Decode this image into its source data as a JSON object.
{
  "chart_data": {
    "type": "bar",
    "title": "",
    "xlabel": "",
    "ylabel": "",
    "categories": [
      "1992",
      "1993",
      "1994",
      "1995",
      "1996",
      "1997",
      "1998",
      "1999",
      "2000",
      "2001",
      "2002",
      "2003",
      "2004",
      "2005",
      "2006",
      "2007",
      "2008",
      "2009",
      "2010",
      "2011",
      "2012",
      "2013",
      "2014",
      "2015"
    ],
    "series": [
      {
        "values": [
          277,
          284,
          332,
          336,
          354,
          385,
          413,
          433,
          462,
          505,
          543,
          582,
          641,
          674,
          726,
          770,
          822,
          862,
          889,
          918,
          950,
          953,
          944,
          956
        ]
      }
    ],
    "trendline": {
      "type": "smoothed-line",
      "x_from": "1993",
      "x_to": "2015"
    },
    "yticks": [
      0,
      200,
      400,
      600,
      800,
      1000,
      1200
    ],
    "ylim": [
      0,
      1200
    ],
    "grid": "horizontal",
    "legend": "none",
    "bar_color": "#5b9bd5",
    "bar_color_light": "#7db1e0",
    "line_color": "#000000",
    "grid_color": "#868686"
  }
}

WORK TO BE COMPLETED. Repeat the records above exactly, from the first line to the last.

THE ANSWER.
Decode this image into its source data as a JSON object.
{
  "chart_data": {
    "type": "bar",
    "title": "",
    "xlabel": "",
    "ylabel": "",
    "categories": [
      "1992",
      "1993",
      "1994",
      "1995",
      "1996",
      "1997",
      "1998",
      "1999",
      "2000",
      "2001",
      "2002",
      "2003",
      "2004",
      "2005",
      "2006",
      "2007",
      "2008",
      "2009",
      "2010",
      "2011",
      "2012",
      "2013",
      "2014",
      "2015"
    ],
    "series": [
      {
        "values": [
          277,
          284,
          332,
          336,
          354,
          385,
          413,
          433,
          462,
          505,
          543,
          582,
          641,
          674,
          726,
          770,
          822,
          862,
          889,
          918,
          950,
          953,
          944,
          956
        ]
      }
    ],
    "trendline": {
      "type": "smoothed-line",
      "x_from": "1993",
      "x_to": "2015"
    },
    "yticks": [
      0,
      200,
      400,
      600,
      800,
      1000,
      1200
    ],
    "ylim": [
      0,
      1200
    ],
    "grid": "horizontal",
    "legend": "none",
    "bar_color": "#5b9bd5",
    "bar_color_light": "#7db1e0",
    "line_color": "#000000",
    "grid_color": "#868686"
  }
}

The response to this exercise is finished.